* Problem requirements
Provide the data again in its entirety, exactly as given.

* Dataset records
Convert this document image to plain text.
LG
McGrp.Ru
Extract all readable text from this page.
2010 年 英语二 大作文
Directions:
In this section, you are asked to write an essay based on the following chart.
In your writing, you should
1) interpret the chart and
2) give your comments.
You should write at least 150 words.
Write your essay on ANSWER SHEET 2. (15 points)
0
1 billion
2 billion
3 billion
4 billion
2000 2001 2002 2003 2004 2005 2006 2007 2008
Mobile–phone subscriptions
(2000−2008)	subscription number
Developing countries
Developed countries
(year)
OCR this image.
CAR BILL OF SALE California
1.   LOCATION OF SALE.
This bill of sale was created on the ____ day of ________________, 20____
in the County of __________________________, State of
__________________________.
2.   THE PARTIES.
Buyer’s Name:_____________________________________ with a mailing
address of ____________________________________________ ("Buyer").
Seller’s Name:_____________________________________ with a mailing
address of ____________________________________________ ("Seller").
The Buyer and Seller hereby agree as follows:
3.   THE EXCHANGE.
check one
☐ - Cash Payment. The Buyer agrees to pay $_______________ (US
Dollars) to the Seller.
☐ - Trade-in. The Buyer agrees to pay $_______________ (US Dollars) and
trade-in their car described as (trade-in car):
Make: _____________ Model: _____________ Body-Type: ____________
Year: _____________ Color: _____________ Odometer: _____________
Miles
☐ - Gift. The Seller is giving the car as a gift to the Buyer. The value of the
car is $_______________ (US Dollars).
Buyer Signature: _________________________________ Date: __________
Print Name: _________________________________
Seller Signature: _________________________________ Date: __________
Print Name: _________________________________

* Reply
Convert this document image to plain text.
LG
McGrp.Ru
Extract all readable text from this page.
2010 年 英语二 大作文
Directions:
In this section, you are asked to write an essay based on the following chart.
In your writing, you should
1) interpret the chart and
2) give your comments.
You should write at least 150 words.
Write your essay on ANSWER SHEET 2. (15 points)
0
1 billion
2 billion
3 billion
4 billion
2000 2001 2002 2003 2004 2005 2006 2007 2008
Mobile–phone subscriptions
(2000−2008)	subscription number
Developing countries
Developed countries
(year)
OCR this image.
CAR BILL OF SALE California
1.   LOCATION OF SALE.
This bill of sale was created on the ____ day of ________________, 20____
in the County of __________________________, State of
__________________________.
2.   THE PARTIES.
Buyer’s Name:_____________________________________ with a mailing
address of ____________________________________________ ("Buyer").
Seller’s Name:_____________________________________ with a mailing
address of ____________________________________________ ("Seller").
The Buyer and Seller hereby agree as follows:
3.   THE EXCHANGE.
check one
☐ - Cash Payment. The Buyer agrees to pay $_______________ (US
Dollars) to the Seller.
☐ - Trade-in. The Buyer agrees to pay $_______________ (US Dollars) and
trade-in their car described as (trade-in car):
Make: _____________ Model: _____________ Body-Type: ____________
Year: _____________ Color: _____________ Odometer: _____________
Miles
☐ - Gift. The Seller is giving the car as a gift to the Buyer. The value of the
car is $_______________ (US Dollars).
Buyer Signature: _________________________________ Date: __________
Print Name: _________________________________
Seller Signature: _________________________________ Date: __________
Print Name: _________________________________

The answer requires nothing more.